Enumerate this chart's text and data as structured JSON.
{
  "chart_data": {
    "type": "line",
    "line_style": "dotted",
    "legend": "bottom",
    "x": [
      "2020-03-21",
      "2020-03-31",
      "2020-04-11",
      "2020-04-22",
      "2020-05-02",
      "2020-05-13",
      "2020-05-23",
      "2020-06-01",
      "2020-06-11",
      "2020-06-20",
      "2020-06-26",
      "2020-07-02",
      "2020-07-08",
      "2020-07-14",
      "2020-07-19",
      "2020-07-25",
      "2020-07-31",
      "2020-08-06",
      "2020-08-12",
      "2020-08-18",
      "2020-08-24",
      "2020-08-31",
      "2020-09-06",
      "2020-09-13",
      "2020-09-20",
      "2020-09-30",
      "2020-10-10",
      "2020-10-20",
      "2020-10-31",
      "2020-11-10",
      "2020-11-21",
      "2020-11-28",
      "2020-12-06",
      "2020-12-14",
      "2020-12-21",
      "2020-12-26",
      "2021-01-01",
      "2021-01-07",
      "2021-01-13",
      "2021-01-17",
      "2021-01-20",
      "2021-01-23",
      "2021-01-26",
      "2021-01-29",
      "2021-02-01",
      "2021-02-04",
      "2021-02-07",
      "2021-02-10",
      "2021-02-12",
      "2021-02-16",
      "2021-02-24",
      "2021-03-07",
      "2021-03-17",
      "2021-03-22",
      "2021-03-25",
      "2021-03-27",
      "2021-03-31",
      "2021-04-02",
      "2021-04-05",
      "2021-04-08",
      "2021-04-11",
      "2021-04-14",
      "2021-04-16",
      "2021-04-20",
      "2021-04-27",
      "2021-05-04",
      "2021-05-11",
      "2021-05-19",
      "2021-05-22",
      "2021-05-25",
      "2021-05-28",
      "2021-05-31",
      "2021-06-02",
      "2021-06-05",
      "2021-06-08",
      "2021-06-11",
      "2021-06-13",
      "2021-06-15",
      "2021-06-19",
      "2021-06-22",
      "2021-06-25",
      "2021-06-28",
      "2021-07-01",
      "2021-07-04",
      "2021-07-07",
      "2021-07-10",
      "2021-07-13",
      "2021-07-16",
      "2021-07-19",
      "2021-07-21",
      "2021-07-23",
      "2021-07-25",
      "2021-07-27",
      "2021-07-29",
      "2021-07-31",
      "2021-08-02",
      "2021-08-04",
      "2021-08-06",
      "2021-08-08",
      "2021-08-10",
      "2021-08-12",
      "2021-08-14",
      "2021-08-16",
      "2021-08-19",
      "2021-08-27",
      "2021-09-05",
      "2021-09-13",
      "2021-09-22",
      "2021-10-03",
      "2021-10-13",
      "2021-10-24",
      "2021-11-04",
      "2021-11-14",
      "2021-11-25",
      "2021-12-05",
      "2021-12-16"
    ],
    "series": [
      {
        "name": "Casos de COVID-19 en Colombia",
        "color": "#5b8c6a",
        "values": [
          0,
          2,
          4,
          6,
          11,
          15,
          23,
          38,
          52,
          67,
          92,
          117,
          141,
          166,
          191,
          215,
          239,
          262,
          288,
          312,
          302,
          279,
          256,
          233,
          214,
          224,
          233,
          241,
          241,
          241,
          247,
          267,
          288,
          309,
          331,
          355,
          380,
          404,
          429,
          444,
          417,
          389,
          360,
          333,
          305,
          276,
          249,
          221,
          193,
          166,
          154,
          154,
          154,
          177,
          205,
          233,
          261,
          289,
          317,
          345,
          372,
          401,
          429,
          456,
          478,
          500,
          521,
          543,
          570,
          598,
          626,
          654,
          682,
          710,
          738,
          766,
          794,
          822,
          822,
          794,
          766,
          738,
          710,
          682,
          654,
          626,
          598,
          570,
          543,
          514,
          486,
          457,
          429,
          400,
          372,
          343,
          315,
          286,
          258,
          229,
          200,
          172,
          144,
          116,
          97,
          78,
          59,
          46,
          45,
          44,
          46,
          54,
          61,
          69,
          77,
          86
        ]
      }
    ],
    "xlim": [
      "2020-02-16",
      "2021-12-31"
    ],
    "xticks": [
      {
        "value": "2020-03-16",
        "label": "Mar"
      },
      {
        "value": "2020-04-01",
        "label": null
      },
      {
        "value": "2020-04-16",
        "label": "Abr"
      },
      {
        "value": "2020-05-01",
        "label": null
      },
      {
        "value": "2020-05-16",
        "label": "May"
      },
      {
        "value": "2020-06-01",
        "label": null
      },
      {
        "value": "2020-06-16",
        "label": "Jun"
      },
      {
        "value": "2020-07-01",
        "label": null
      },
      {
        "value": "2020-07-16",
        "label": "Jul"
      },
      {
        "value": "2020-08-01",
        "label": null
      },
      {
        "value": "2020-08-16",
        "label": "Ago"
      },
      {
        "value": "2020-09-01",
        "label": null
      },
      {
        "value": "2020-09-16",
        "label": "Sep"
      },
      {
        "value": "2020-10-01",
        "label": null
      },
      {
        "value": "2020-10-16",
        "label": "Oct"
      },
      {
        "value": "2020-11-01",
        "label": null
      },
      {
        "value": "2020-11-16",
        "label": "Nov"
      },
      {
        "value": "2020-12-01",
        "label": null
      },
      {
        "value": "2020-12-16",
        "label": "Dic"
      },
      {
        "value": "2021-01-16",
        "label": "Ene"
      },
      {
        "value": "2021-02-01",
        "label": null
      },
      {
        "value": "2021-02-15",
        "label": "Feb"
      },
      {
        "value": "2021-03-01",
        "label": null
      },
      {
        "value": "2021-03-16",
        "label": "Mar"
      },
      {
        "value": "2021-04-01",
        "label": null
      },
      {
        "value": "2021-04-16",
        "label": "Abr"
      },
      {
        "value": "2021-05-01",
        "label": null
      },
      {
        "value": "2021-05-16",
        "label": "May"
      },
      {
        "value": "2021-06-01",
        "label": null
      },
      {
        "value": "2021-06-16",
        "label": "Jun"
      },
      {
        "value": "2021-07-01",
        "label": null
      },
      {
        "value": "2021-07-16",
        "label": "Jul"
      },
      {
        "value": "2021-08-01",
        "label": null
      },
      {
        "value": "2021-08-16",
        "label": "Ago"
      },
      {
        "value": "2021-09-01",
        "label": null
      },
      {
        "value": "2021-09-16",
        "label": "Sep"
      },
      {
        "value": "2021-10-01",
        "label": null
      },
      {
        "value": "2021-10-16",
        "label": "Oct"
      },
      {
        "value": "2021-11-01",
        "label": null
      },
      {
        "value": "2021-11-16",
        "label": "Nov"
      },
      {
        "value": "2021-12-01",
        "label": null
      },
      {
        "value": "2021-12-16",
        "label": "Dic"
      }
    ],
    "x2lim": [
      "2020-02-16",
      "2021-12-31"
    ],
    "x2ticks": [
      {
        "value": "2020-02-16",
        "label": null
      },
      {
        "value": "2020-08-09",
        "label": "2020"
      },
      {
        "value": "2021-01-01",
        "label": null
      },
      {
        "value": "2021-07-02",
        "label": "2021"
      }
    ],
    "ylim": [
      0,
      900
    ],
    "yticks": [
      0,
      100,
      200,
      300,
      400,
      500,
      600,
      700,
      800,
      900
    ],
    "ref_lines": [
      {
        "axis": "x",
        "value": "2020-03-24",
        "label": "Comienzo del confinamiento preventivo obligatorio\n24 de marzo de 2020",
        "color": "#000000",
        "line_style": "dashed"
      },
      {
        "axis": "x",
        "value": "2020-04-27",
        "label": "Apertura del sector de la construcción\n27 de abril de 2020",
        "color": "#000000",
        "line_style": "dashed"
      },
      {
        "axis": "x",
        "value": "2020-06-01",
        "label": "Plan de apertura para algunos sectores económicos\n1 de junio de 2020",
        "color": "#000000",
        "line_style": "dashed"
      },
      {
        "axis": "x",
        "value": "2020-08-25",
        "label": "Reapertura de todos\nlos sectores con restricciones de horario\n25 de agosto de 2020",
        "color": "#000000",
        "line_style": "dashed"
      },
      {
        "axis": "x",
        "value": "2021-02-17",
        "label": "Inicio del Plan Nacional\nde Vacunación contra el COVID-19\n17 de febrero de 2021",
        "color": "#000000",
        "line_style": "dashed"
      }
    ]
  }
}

━━━━━━

**DO THIS**:
From the records, copy every line that has the string "sectores" in it.

**PROBLEM SOLUTION**:
        "label": "Plan de apertura para algunos sectores económicos\n1 de junio de 2020",
        "label": "Reapertura de todos\nlos sectores con restricciones de horario\n25 de agosto de 2020",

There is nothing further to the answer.